# EXERCISE:
Reproduce each record exactly.

# Items from a dataset:
........

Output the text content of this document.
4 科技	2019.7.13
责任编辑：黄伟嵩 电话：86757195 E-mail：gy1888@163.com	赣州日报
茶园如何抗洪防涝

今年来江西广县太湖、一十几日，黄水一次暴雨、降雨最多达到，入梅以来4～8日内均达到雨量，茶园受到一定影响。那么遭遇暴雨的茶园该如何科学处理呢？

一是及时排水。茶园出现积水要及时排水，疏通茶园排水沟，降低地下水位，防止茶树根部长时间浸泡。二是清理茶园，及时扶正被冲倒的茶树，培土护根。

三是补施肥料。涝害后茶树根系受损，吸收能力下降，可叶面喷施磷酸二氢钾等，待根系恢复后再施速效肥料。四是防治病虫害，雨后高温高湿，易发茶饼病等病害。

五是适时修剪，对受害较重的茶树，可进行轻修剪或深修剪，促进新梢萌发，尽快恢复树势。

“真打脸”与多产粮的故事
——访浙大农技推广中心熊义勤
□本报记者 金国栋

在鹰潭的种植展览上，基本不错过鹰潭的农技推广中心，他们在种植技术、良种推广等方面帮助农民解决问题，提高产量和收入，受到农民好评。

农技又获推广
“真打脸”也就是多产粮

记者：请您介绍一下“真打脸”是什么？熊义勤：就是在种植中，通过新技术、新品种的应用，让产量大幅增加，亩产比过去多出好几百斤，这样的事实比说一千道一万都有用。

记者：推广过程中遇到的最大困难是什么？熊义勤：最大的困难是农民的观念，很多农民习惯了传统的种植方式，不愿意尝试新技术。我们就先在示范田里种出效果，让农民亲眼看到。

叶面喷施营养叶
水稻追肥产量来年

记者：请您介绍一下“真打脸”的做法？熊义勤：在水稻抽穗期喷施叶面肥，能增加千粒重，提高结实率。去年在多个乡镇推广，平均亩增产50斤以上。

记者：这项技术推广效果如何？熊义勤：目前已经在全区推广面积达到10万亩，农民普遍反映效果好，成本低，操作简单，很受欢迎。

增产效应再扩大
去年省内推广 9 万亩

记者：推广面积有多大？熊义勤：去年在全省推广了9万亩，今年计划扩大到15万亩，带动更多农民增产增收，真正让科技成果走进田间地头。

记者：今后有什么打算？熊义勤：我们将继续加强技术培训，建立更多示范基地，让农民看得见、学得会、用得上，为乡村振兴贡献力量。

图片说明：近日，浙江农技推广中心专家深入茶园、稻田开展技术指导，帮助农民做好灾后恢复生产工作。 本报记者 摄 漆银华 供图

........

# RESPONSE TO THE EXERCISE:
Output the text content of this document.
4 科技	2019.7.13
责任编辑：黄伟嵩 电话：86757195 E-mail：gy1888@163.com	赣州日报
茶园如何抗洪防涝

今年来江西广县太湖、一十几日，黄水一次暴雨、降雨最多达到，入梅以来4～8日内均达到雨量，茶园受到一定影响。那么遭遇暴雨的茶园该如何科学处理呢？

一是及时排水。茶园出现积水要及时排水，疏通茶园排水沟，降低地下水位，防止茶树根部长时间浸泡。二是清理茶园，及时扶正被冲倒的茶树，培土护根。

三是补施肥料。涝害后茶树根系受损，吸收能力下降，可叶面喷施磷酸二氢钾等，待根系恢复后再施速效肥料。四是防治病虫害，雨后高温高湿，易发茶饼病等病害。

五是适时修剪，对受害较重的茶树，可进行轻修剪或深修剪，促进新梢萌发，尽快恢复树势。

“真打脸”与多产粮的故事
——访浙大农技推广中心熊义勤
□本报记者 金国栋

在鹰潭的种植展览上，基本不错过鹰潭的农技推广中心，他们在种植技术、良种推广等方面帮助农民解决问题，提高产量和收入，受到农民好评。

农技又获推广
“真打脸”也就是多产粮

记者：请您介绍一下“真打脸”是什么？熊义勤：就是在种植中，通过新技术、新品种的应用，让产量大幅增加，亩产比过去多出好几百斤，这样的事实比说一千道一万都有用。

记者：推广过程中遇到的最大困难是什么？熊义勤：最大的困难是农民的观念，很多农民习惯了传统的种植方式，不愿意尝试新技术。我们就先在示范田里种出效果，让农民亲眼看到。

叶面喷施营养叶
水稻追肥产量来年

记者：请您介绍一下“真打脸”的做法？熊义勤：在水稻抽穗期喷施叶面肥，能增加千粒重，提高结实率。去年在多个乡镇推广，平均亩增产50斤以上。

记者：这项技术推广效果如何？熊义勤：目前已经在全区推广面积达到10万亩，农民普遍反映效果好，成本低，操作简单，很受欢迎。

增产效应再扩大
去年省内推广 9 万亩

记者：推广面积有多大？熊义勤：去年在全省推广了9万亩，今年计划扩大到15万亩，带动更多农民增产增收，真正让科技成果走进田间地头。

记者：今后有什么打算？熊义勤：我们将继续加强技术培训，建立更多示范基地，让农民看得见、学得会、用得上，为乡村振兴贡献力量。

图片说明：近日，浙江农技推广中心专家深入茶园、稻田开展技术指导，帮助农民做好灾后恢复生产工作。 本报记者 摄 漆银华 供图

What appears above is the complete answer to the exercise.